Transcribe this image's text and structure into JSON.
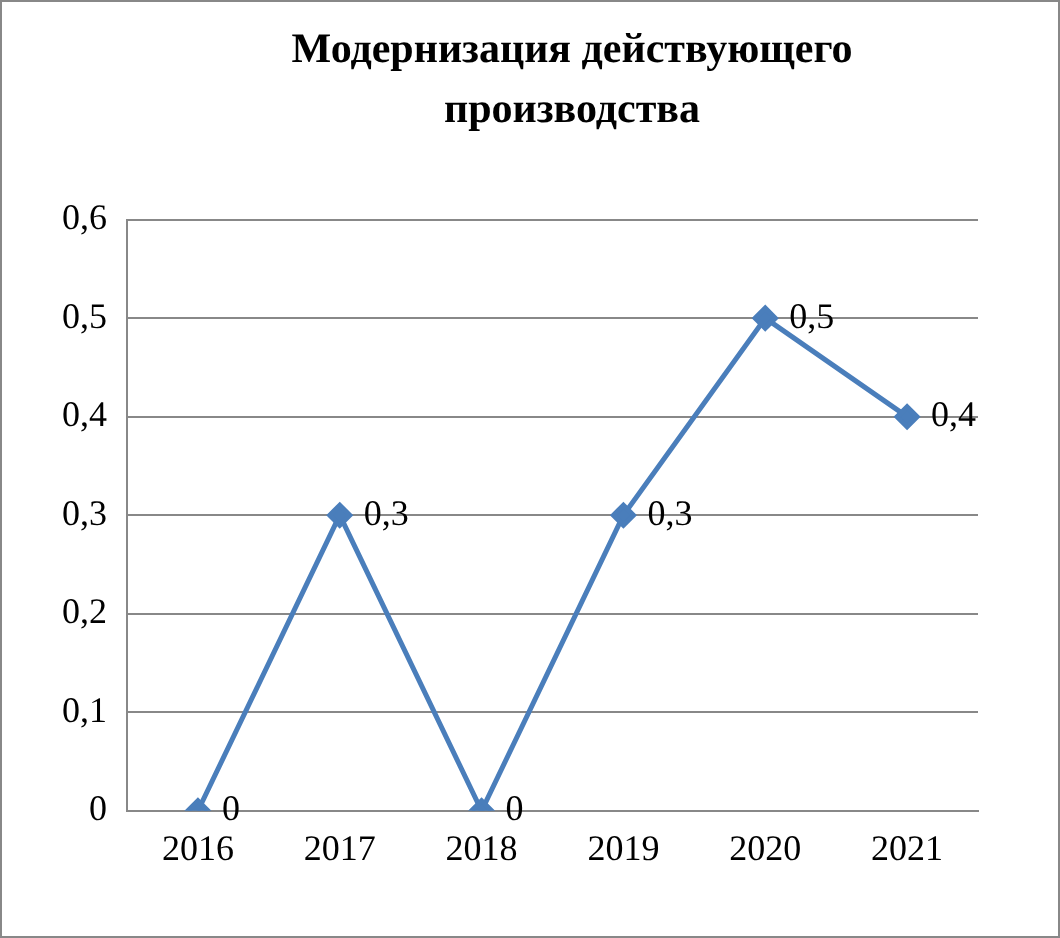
{
  "chart_data": {
    "type": "line",
    "title": "Модернизация действующего производства",
    "categories": [
      "2016",
      "2017",
      "2018",
      "2019",
      "2020",
      "2021"
    ],
    "series": [
      {
        "color": "#4a7ebb",
        "values": [
          0,
          0.3,
          0,
          0.3,
          0.5,
          0.4
        ],
        "value_labels": [
          "0",
          "0,3",
          "0",
          "0,3",
          "0,5",
          "0,4"
        ]
      }
    ],
    "ylim": [
      0,
      0.6
    ],
    "yticks": [
      0,
      {
        "value": 0.1,
        "label": "0,1"
      },
      {
        "value": 0.2,
        "label": "0,2"
      },
      {
        "value": 0.3,
        "label": "0,3"
      },
      {
        "value": 0.4,
        "label": "0,4"
      },
      {
        "value": 0.5,
        "label": "0,5"
      },
      {
        "value": 0.6,
        "label": "0,6"
      }
    ],
    "grid": "y",
    "legend": false,
    "marker": "diamond",
    "line_style": "solid"
  }
}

#### [AIM]
Repeat all the data as it stands, dropping any images it holds.

#### [THE ANSWER]
Transcribe this image's text and structure into JSON.
{
  "chart_data": {
    "type": "line",
    "title": "Модернизация действующего производства",
    "categories": [
      "2016",
      "2017",
      "2018",
      "2019",
      "2020",
      "2021"
    ],
    "series": [
      {
        "color": "#4a7ebb",
        "values": [
          0,
          0.3,
          0,
          0.3,
          0.5,
          0.4
        ],
        "value_labels": [
          "0",
          "0,3",
          "0",
          "0,3",
          "0,5",
          "0,4"
        ]
      }
    ],
    "ylim": [
      0,
      0.6
    ],
    "yticks": [
      0,
      {
        "value": 0.1,
        "label": "0,1"
      },
      {
        "value": 0.2,
        "label": "0,2"
      },
      {
        "value": 0.3,
        "label": "0,3"
      },
      {
        "value": 0.4,
        "label": "0,4"
      },
      {
        "value": 0.5,
        "label": "0,5"
      },
      {
        "value": 0.6,
        "label": "0,6"
      }
    ],
    "grid": "y",
    "legend": false,
    "marker": "diamond",
    "line_style": "solid"
  }
}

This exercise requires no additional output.